■ PROBLEM DETAILS
Copy out verbatim everything in the records from the line containing "expand-icon[interactable]: + xyxy=(599,129,608,138)" down to the line containing "chevron-down-icon xyxy=(419,75,429,81)", including both of those lines.

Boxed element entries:
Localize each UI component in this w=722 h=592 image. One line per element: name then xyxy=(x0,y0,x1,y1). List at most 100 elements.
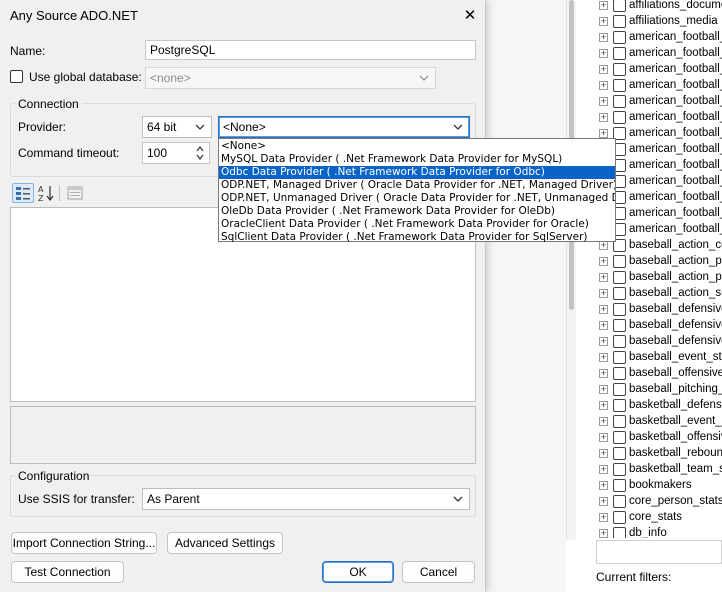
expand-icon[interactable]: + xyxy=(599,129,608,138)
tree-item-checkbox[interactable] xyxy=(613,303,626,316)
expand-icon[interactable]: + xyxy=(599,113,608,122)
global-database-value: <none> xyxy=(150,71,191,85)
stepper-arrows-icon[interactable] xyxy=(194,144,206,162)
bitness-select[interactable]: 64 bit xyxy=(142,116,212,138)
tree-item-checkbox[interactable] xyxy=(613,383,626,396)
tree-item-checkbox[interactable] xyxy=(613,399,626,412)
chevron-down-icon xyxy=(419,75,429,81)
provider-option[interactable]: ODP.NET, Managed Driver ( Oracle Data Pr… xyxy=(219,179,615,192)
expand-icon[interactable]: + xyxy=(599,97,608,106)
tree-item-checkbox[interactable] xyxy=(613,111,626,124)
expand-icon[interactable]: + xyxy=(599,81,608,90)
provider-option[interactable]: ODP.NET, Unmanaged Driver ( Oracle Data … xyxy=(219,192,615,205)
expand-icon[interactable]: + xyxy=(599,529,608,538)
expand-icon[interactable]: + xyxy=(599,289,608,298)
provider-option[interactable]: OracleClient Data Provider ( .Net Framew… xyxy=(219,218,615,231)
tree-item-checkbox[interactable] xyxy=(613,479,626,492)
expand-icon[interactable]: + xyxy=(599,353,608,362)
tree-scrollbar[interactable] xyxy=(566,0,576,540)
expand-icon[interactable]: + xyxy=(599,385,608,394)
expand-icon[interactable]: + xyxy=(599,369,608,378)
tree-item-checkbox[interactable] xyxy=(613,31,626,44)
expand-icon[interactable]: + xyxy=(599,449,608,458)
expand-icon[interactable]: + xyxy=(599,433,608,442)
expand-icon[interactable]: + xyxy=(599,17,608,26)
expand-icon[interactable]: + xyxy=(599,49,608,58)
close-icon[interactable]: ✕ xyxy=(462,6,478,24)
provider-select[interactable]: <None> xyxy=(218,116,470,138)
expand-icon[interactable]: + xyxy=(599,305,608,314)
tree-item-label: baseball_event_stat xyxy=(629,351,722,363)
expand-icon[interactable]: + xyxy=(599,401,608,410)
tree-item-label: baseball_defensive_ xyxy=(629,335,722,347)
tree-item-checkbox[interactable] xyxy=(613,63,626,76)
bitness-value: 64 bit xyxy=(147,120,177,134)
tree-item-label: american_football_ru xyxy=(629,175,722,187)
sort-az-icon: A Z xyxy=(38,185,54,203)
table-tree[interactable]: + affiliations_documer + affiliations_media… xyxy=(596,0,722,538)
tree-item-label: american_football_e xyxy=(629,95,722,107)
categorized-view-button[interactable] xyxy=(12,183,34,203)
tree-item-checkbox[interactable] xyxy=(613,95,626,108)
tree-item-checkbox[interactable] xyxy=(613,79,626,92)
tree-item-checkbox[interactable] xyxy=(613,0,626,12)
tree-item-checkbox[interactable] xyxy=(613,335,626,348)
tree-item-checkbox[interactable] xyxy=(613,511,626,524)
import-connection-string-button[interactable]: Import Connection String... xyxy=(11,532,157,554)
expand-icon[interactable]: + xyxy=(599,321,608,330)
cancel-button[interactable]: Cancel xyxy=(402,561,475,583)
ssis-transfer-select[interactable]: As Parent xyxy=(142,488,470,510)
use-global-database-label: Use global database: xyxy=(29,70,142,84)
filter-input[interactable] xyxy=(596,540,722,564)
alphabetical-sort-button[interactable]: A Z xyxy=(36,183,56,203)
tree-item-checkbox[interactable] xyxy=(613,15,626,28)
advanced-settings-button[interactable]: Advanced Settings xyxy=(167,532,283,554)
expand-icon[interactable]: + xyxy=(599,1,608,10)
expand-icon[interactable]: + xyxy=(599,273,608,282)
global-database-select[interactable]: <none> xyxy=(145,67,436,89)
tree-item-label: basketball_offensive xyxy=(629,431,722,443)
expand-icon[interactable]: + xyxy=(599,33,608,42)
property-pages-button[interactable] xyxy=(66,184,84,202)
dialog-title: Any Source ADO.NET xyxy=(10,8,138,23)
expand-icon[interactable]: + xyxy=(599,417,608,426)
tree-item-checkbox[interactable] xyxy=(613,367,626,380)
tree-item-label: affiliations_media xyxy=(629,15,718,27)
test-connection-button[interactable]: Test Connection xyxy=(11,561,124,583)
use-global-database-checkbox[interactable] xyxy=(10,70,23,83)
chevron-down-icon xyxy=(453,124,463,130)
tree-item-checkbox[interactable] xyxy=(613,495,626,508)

■ CORRECT ANSWER
expand-icon[interactable]: + xyxy=(599,129,608,138)
tree-item-checkbox[interactable] xyxy=(613,303,626,316)
expand-icon[interactable]: + xyxy=(599,113,608,122)
global-database-value: <none> xyxy=(150,71,191,85)
stepper-arrows-icon[interactable] xyxy=(194,144,206,162)
bitness-select[interactable]: 64 bit xyxy=(142,116,212,138)
tree-item-checkbox[interactable] xyxy=(613,383,626,396)
tree-item-checkbox[interactable] xyxy=(613,399,626,412)
chevron-down-icon xyxy=(419,75,429,81)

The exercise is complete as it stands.